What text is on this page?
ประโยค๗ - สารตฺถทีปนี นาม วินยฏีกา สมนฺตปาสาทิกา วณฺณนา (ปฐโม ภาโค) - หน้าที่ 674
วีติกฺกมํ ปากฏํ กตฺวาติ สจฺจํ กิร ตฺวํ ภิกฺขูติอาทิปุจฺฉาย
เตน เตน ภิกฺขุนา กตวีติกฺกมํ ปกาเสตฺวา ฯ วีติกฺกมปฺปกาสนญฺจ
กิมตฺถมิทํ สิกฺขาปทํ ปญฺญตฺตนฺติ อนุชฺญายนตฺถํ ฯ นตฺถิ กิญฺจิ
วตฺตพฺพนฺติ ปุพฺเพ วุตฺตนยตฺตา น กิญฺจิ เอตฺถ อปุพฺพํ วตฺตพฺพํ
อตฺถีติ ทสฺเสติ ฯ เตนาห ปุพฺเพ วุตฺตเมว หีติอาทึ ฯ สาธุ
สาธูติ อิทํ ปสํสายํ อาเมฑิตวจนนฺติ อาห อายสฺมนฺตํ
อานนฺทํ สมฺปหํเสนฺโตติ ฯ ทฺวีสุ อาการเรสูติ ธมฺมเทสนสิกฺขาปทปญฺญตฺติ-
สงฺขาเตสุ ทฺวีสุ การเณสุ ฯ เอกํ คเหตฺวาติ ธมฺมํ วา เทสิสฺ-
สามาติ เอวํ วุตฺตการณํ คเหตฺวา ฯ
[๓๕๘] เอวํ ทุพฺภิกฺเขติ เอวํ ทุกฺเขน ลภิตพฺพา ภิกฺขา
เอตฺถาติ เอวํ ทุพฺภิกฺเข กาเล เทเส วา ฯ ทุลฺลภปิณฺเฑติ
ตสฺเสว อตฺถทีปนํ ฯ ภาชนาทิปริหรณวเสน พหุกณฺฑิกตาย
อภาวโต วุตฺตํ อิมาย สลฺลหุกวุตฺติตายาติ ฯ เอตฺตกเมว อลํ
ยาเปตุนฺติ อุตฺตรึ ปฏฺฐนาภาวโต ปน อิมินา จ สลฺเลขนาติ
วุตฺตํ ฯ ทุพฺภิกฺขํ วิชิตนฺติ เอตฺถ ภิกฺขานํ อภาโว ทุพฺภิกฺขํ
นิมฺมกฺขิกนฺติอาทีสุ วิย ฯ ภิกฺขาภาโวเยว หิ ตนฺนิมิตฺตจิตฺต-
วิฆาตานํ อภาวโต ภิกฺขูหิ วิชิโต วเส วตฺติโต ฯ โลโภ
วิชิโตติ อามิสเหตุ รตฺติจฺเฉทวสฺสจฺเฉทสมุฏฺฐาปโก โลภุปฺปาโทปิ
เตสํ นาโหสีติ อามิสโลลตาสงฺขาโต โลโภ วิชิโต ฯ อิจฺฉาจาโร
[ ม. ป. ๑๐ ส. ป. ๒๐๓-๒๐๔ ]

== Written problem ==
Retype the listing above in full, with no alterations.

== Worked answer ==
What text is on this page?
ประโยค๗ - สารตฺถทีปนี นาม วินยฏีกา สมนฺตปาสาทิกา วณฺณนา (ปฐโม ภาโค) - หน้าที่ 674
วีติกฺกมํ ปากฏํ กตฺวาติ สจฺจํ กิร ตฺวํ ภิกฺขูติอาทิปุจฺฉาย
เตน เตน ภิกฺขุนา กตวีติกฺกมํ ปกาเสตฺวา ฯ วีติกฺกมปฺปกาสนญฺจ
กิมตฺถมิทํ สิกฺขาปทํ ปญฺญตฺตนฺติ อนุชฺญายนตฺถํ ฯ นตฺถิ กิญฺจิ
วตฺตพฺพนฺติ ปุพฺเพ วุตฺตนยตฺตา น กิญฺจิ เอตฺถ อปุพฺพํ วตฺตพฺพํ
อตฺถีติ ทสฺเสติ ฯ เตนาห ปุพฺเพ วุตฺตเมว หีติอาทึ ฯ สาธุ
สาธูติ อิทํ ปสํสายํ อาเมฑิตวจนนฺติ อาห อายสฺมนฺตํ
อานนฺทํ สมฺปหํเสนฺโตติ ฯ ทฺวีสุ อาการเรสูติ ธมฺมเทสนสิกฺขาปทปญฺญตฺติ-
สงฺขาเตสุ ทฺวีสุ การเณสุ ฯ เอกํ คเหตฺวาติ ธมฺมํ วา เทสิสฺ-
สามาติ เอวํ วุตฺตการณํ คเหตฺวา ฯ
[๓๕๘] เอวํ ทุพฺภิกฺเขติ เอวํ ทุกฺเขน ลภิตพฺพา ภิกฺขา
เอตฺถาติ เอวํ ทุพฺภิกฺเข กาเล เทเส วา ฯ ทุลฺลภปิณฺเฑติ
ตสฺเสว อตฺถทีปนํ ฯ ภาชนาทิปริหรณวเสน พหุกณฺฑิกตาย
อภาวโต วุตฺตํ อิมาย สลฺลหุกวุตฺติตายาติ ฯ เอตฺตกเมว อลํ
ยาเปตุนฺติ อุตฺตรึ ปฏฺฐนาภาวโต ปน อิมินา จ สลฺเลขนาติ
วุตฺตํ ฯ ทุพฺภิกฺขํ วิชิตนฺติ เอตฺถ ภิกฺขานํ อภาโว ทุพฺภิกฺขํ
นิมฺมกฺขิกนฺติอาทีสุ วิย ฯ ภิกฺขาภาโวเยว หิ ตนฺนิมิตฺตจิตฺต-
วิฆาตานํ อภาวโต ภิกฺขูหิ วิชิโต วเส วตฺติโต ฯ โลโภ
วิชิโตติ อามิสเหตุ รตฺติจฺเฉทวสฺสจฺเฉทสมุฏฺฐาปโก โลภุปฺปาโทปิ
เตสํ นาโหสีติ อามิสโลลตาสงฺขาโต โลโภ วิชิโต ฯ อิจฺฉาจาโร
[ ม. ป. ๑๐ ส. ป. ๒๐๓-๒๐๔ ]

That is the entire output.